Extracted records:
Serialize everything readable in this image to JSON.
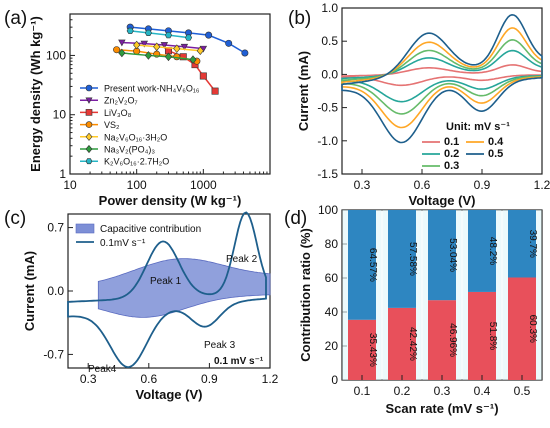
{
  "panels": {
    "a": {
      "label": "(a)"
    },
    "b": {
      "label": "(b)"
    },
    "c": {
      "label": "(c)"
    },
    "d": {
      "label": "(d)"
    }
  },
  "chart_data": [
    {
      "id": "a",
      "type": "scatter",
      "scale": "log-log",
      "xlabel": "Power density (W kg⁻¹)",
      "ylabel": "Energy density (Wh kg⁻¹)",
      "xlim": [
        10,
        10000
      ],
      "ylim": [
        1,
        500
      ],
      "x_ticks": [
        "10",
        "100",
        "1000"
      ],
      "y_ticks": [
        "1",
        "10",
        "100"
      ],
      "legend_position": "bottom-right",
      "series": [
        {
          "name": "Present work-NH₄V₆O₁₆",
          "color": "#1f5fd6",
          "marker": "circle",
          "x": [
            80,
            150,
            300,
            600,
            1200,
            2400,
            4200
          ],
          "y": [
            300,
            280,
            260,
            240,
            220,
            160,
            110
          ]
        },
        {
          "name": "Zn₂V₂O₇",
          "color": "#7b1fa2",
          "marker": "triangle-down",
          "x": [
            60,
            130,
            260,
            520,
            1000
          ],
          "y": [
            165,
            158,
            150,
            140,
            130
          ]
        },
        {
          "name": "LiV₃O₈",
          "color": "#e53935",
          "marker": "square",
          "x": [
            300,
            500,
            750,
            1000,
            1500
          ],
          "y": [
            120,
            95,
            70,
            45,
            25
          ]
        },
        {
          "name": "VS₂",
          "color": "#fb8c00",
          "marker": "circle",
          "x": [
            50,
            100,
            200,
            400,
            800
          ],
          "y": [
            125,
            118,
            105,
            95,
            80
          ]
        },
        {
          "name": "Na₂V₆O₁₆·3H₂O",
          "color": "#ffca28",
          "marker": "diamond",
          "x": [
            100,
            200,
            400,
            900
          ],
          "y": [
            150,
            140,
            130,
            120
          ]
        },
        {
          "name": "Na₃V₂(PO₄)₃",
          "color": "#2e9b3e",
          "marker": "diamond",
          "x": [
            60,
            150,
            300,
            700
          ],
          "y": [
            110,
            100,
            95,
            85
          ]
        },
        {
          "name": "K₂V₆O₁₆·2.7H₂O",
          "color": "#26b5c5",
          "marker": "hexagon",
          "x": [
            80,
            150,
            300,
            600
          ],
          "y": [
            260,
            240,
            220,
            200
          ]
        }
      ]
    },
    {
      "id": "b",
      "type": "line",
      "xlabel": "Voltage (V)",
      "ylabel": "Current (mA)",
      "xlim": [
        0.2,
        1.2
      ],
      "ylim": [
        -1.5,
        1.0
      ],
      "x_ticks": [
        "0.3",
        "0.6",
        "0.9",
        "1.2"
      ],
      "y_ticks": [
        "-1.5",
        "-1.0",
        "-0.5",
        "0.0",
        "0.5",
        "1.0"
      ],
      "legend_title": "Unit: mV s⁻¹",
      "legend_position": "bottom-right",
      "series": [
        {
          "name": "0.1",
          "color": "#e57373",
          "scale": 0.16
        },
        {
          "name": "0.2",
          "color": "#26a69a",
          "scale": 0.4
        },
        {
          "name": "0.3",
          "color": "#66bb6a",
          "scale": 0.58
        },
        {
          "name": "0.4",
          "color": "#ffa726",
          "scale": 0.78
        },
        {
          "name": "0.5",
          "color": "#1e5f8c",
          "scale": 1.0
        }
      ]
    },
    {
      "id": "c",
      "type": "area",
      "xlabel": "Voltage (V)",
      "ylabel": "Current (mA)",
      "xlim": [
        0.2,
        1.2
      ],
      "ylim": [
        -0.85,
        0.85
      ],
      "x_ticks": [
        "0.3",
        "0.6",
        "0.9",
        "1.2"
      ],
      "y_ticks": [
        "-0.7",
        "0.0",
        "0.7"
      ],
      "legend_position": "top-left",
      "legend": [
        "Capacitive contribution",
        "0.1mV s⁻¹"
      ],
      "annotations": [
        "Peak 1",
        "Peak 2",
        "Peak 3",
        "Peak4",
        "0.1 mV s⁻¹"
      ],
      "colors": {
        "area": "#7d8fd6",
        "line": "#1e5f8c"
      }
    },
    {
      "id": "d",
      "type": "bar",
      "stacked": true,
      "xlabel": "Scan rate (mV s⁻¹)",
      "ylabel": "Contribution ratio (%)",
      "ylim": [
        0,
        100
      ],
      "y_ticks": [
        "0",
        "20",
        "40",
        "60",
        "80",
        "100"
      ],
      "categories": [
        "0.1",
        "0.2",
        "0.3",
        "0.4",
        "0.5"
      ],
      "series": [
        {
          "color": "#e8505b",
          "values": [
            35.43,
            42.42,
            46.96,
            51.8,
            60.3
          ],
          "labels": [
            "35.43%",
            "42.42%",
            "46.96%",
            "51.8%",
            "60.3%"
          ]
        },
        {
          "color": "#2e86c1",
          "values": [
            64.57,
            57.58,
            53.04,
            48.2,
            39.7
          ],
          "labels": [
            "64.57%",
            "57.58%",
            "53.04%",
            "48.2%",
            "39.7%"
          ]
        }
      ]
    }
  ]
}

Goal of the exercise:
Nothing in the entries above should change when they are printed again, except that the pictures are dropped.

Exercise output:
Serialize everything readable in this image to JSON.
{
  "panels": {
    "a": {
      "label": "(a)"
    },
    "b": {
      "label": "(b)"
    },
    "c": {
      "label": "(c)"
    },
    "d": {
      "label": "(d)"
    }
  },
  "chart_data": [
    {
      "id": "a",
      "type": "scatter",
      "scale": "log-log",
      "xlabel": "Power density (W kg⁻¹)",
      "ylabel": "Energy density (Wh kg⁻¹)",
      "xlim": [
        10,
        10000
      ],
      "ylim": [
        1,
        500
      ],
      "x_ticks": [
        "10",
        "100",
        "1000"
      ],
      "y_ticks": [
        "1",
        "10",
        "100"
      ],
      "legend_position": "bottom-right",
      "series": [
        {
          "name": "Present work-NH₄V₆O₁₆",
          "color": "#1f5fd6",
          "marker": "circle",
          "x": [
            80,
            150,
            300,
            600,
            1200,
            2400,
            4200
          ],
          "y": [
            300,
            280,
            260,
            240,
            220,
            160,
            110
          ]
        },
        {
          "name": "Zn₂V₂O₇",
          "color": "#7b1fa2",
          "marker": "triangle-down",
          "x": [
            60,
            130,
            260,
            520,
            1000
          ],
          "y": [
            165,
            158,
            150,
            140,
            130
          ]
        },
        {
          "name": "LiV₃O₈",
          "color": "#e53935",
          "marker": "square",
          "x": [
            300,
            500,
            750,
            1000,
            1500
          ],
          "y": [
            120,
            95,
            70,
            45,
            25
          ]
        },
        {
          "name": "VS₂",
          "color": "#fb8c00",
          "marker": "circle",
          "x": [
            50,
            100,
            200,
            400,
            800
          ],
          "y": [
            125,
            118,
            105,
            95,
            80
          ]
        },
        {
          "name": "Na₂V₆O₁₆·3H₂O",
          "color": "#ffca28",
          "marker": "diamond",
          "x": [
            100,
            200,
            400,
            900
          ],
          "y": [
            150,
            140,
            130,
            120
          ]
        },
        {
          "name": "Na₃V₂(PO₄)₃",
          "color": "#2e9b3e",
          "marker": "diamond",
          "x": [
            60,
            150,
            300,
            700
          ],
          "y": [
            110,
            100,
            95,
            85
          ]
        },
        {
          "name": "K₂V₆O₁₆·2.7H₂O",
          "color": "#26b5c5",
          "marker": "hexagon",
          "x": [
            80,
            150,
            300,
            600
          ],
          "y": [
            260,
            240,
            220,
            200
          ]
        }
      ]
    },
    {
      "id": "b",
      "type": "line",
      "xlabel": "Voltage (V)",
      "ylabel": "Current (mA)",
      "xlim": [
        0.2,
        1.2
      ],
      "ylim": [
        -1.5,
        1.0
      ],
      "x_ticks": [
        "0.3",
        "0.6",
        "0.9",
        "1.2"
      ],
      "y_ticks": [
        "-1.5",
        "-1.0",
        "-0.5",
        "0.0",
        "0.5",
        "1.0"
      ],
      "legend_title": "Unit: mV s⁻¹",
      "legend_position": "bottom-right",
      "series": [
        {
          "name": "0.1",
          "color": "#e57373",
          "scale": 0.16
        },
        {
          "name": "0.2",
          "color": "#26a69a",
          "scale": 0.4
        },
        {
          "name": "0.3",
          "color": "#66bb6a",
          "scale": 0.58
        },
        {
          "name": "0.4",
          "color": "#ffa726",
          "scale": 0.78
        },
        {
          "name": "0.5",
          "color": "#1e5f8c",
          "scale": 1.0
        }
      ]
    },
    {
      "id": "c",
      "type": "area",
      "xlabel": "Voltage (V)",
      "ylabel": "Current (mA)",
      "xlim": [
        0.2,
        1.2
      ],
      "ylim": [
        -0.85,
        0.85
      ],
      "x_ticks": [
        "0.3",
        "0.6",
        "0.9",
        "1.2"
      ],
      "y_ticks": [
        "-0.7",
        "0.0",
        "0.7"
      ],
      "legend_position": "top-left",
      "legend": [
        "Capacitive contribution",
        "0.1mV s⁻¹"
      ],
      "annotations": [
        "Peak 1",
        "Peak 2",
        "Peak 3",
        "Peak4",
        "0.1 mV s⁻¹"
      ],
      "colors": {
        "area": "#7d8fd6",
        "line": "#1e5f8c"
      }
    },
    {
      "id": "d",
      "type": "bar",
      "stacked": true,
      "xlabel": "Scan rate (mV s⁻¹)",
      "ylabel": "Contribution ratio (%)",
      "ylim": [
        0,
        100
      ],
      "y_ticks": [
        "0",
        "20",
        "40",
        "60",
        "80",
        "100"
      ],
      "categories": [
        "0.1",
        "0.2",
        "0.3",
        "0.4",
        "0.5"
      ],
      "series": [
        {
          "color": "#e8505b",
          "values": [
            35.43,
            42.42,
            46.96,
            51.8,
            60.3
          ],
          "labels": [
            "35.43%",
            "42.42%",
            "46.96%",
            "51.8%",
            "60.3%"
          ]
        },
        {
          "color": "#2e86c1",
          "values": [
            64.57,
            57.58,
            53.04,
            48.2,
            39.7
          ],
          "labels": [
            "64.57%",
            "57.58%",
            "53.04%",
            "48.2%",
            "39.7%"
          ]
        }
      ]
    }
  ]
}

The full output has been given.